[Texte retenu]
Retranscription de l'appel

Travailleurs de la ville et des champs

La Conférence de Paris, tenue par les dirigeants de France, d’Angleterre, d’Italie, de Belgique, et d’où devait sortir un « règlement définitif » de la paix de Versailles, a été rompue sans aucun résultat. Quatre ans après la fin de l’effroyable guerre mondiale, trois ans après le traité de brigands conclu à Versailles, les hommes d’État au pouvoir se trouvent perplexes et impuissants devant les ruines de leur œuvre démente.

Sur quelles bases reposait le traité de Versailles ? Il devait faire peser les charges de la guerre et les frais de la reconstruction capitaliste sur les États vaincus et d’abord sur l’Allemagne. Contrairement au désir ardent des masses laborieuses vers une paix « sans annexions ni indemnités », ils forgèrent une paix de rapine et d’extorsion, une paix de violence et de haine.

Quel en est le résultat ? La décomposition croissante chez les vaincus comme chez les vainqueurs, l’impossibilité de restaurer l’économie mondiale, la paupérisation des larges couches populaires, les rivalités accrues entre les différents groupes d’États, et le danger toujours plus proche d’un nouvel incendie mondial encore plus terrible.

[Consigne] Prolongez l'appel sur le traité de Versailles en reprenant juste après sa dernière phrase. Les items placés ci-dessous forment un matériau distinct de l'appel sur le traité de Versailles.

[Données fournies]
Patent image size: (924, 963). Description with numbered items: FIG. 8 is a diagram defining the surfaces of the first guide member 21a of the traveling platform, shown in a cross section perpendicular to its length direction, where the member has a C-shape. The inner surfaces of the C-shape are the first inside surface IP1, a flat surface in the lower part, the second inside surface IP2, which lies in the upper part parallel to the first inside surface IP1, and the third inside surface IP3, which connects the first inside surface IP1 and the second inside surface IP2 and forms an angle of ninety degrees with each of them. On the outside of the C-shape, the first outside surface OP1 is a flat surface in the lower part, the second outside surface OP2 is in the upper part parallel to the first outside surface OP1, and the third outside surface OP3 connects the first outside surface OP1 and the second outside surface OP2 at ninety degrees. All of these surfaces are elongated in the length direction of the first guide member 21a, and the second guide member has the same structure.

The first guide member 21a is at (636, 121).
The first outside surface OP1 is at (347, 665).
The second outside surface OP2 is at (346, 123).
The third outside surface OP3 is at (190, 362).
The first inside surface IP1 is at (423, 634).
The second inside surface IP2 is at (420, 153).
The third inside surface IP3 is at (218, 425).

---

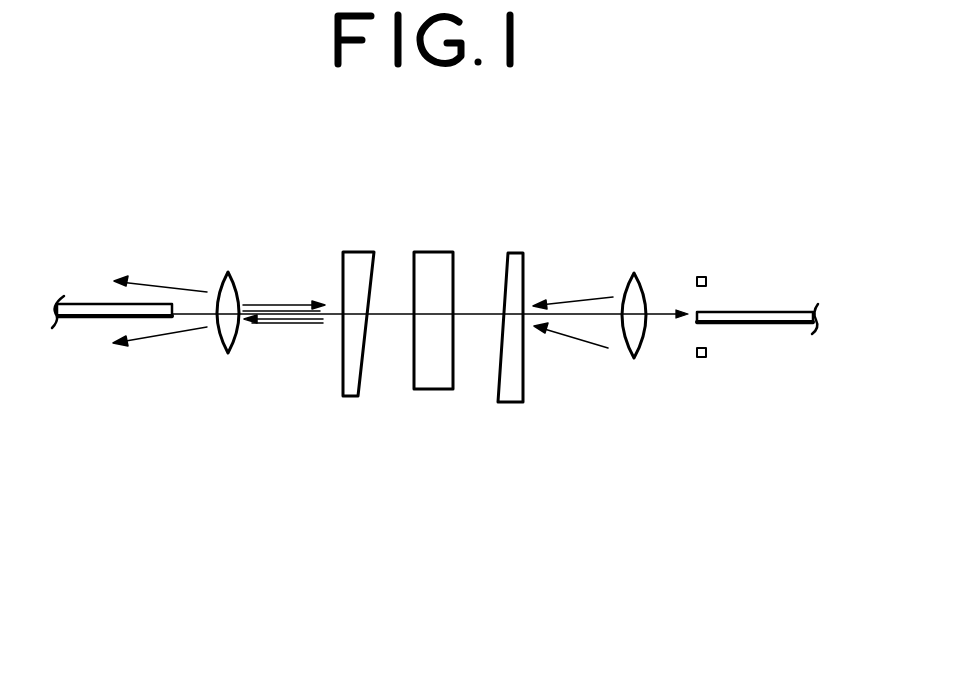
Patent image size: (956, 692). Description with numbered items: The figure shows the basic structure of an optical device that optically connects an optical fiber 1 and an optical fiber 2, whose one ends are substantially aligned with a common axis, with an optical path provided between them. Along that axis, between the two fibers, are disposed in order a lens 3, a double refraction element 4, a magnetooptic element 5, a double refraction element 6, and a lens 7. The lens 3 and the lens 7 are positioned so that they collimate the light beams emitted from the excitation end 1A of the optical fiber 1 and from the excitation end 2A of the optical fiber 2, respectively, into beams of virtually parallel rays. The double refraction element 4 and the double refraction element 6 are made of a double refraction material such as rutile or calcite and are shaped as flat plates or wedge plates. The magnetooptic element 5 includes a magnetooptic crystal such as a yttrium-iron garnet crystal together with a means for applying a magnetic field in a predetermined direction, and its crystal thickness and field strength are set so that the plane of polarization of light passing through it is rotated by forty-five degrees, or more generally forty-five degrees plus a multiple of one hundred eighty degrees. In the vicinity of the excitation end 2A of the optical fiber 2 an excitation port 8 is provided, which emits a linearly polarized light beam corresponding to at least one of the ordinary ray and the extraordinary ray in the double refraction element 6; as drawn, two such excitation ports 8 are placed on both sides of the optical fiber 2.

---

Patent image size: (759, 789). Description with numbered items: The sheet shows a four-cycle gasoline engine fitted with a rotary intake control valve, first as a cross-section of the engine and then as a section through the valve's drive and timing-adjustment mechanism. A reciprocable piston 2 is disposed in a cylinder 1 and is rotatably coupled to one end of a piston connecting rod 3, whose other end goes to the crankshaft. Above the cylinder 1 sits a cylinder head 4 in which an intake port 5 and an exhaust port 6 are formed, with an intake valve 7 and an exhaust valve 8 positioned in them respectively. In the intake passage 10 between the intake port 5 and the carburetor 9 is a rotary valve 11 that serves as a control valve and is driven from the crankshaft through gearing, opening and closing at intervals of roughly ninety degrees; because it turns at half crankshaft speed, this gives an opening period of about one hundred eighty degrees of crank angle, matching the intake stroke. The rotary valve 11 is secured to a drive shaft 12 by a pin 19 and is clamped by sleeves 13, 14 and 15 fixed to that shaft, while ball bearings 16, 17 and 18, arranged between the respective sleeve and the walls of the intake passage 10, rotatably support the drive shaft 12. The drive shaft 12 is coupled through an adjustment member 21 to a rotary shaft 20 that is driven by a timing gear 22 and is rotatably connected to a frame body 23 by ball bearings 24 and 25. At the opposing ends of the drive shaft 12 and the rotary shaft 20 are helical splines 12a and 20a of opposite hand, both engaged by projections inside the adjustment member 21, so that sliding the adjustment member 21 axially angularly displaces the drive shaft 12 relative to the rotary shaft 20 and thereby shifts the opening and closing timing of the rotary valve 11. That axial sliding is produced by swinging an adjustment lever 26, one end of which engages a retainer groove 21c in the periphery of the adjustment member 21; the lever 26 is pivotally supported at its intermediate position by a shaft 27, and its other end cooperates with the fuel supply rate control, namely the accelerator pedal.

[Réponse]
La faillite du traité de Versailles est définitive et même les hommes d’État français, ses défenseurs les plus opiniâtres, sont contraints de reconnaître que dans le cas le plus favorable, l’Allemagne pendant une certaine période, ne pourra payer qu’une partie du tribut de guerre qui lui est imposé, et qu’il faut lui accorder un moratoire au moins prolongé. Ainsi les innombrables Conférences des Gouvernements, des financiers et des experts sont restées vaines ; vaines aussi les menaces et les représailles, vaine la famine et l’exploitation jusqu’au sang des ouvriers allemands, vaines la patience et l’espérance des masses travailleuses déçues dans les États de l’Entente.

Ouvriers, employés, petits fonctionnaires et paysans d’Allemagne !

Vous avez dû supporter toutes les charges et toutes les souffrances de la politique « d’exécution », tandis que les capitalistes allemands ont su s’enrichir de la ruine générale, transformant tout acte de réparation, chaque chute du mark et la banqueroute financière de l’Empire en une source de profits inouïs pour eux-mêmes. À vous les salaires de coolies, les journées de travail prolongées, les impôts écrasants, la famine et la cherté de la vie ; pour eux les gros dividendes, un luxe provoquant, une vaste concentration de puissance et une véritable exemption de tout impôt.

Ouvriers, artisans et paysans de France,

La dépréciation du franc vous ravira votre petit bien péniblement épargné. La politique des sanctions vous pousse à de nouvelles aventures guerrières. Vos fils seront encore arrachés à leur travail, à leur foyer, revêtus de l’uniforme, et ils devront verser leur sang pour l’impérialisme français.

Ouvriers et ouvrières d’Angleterre !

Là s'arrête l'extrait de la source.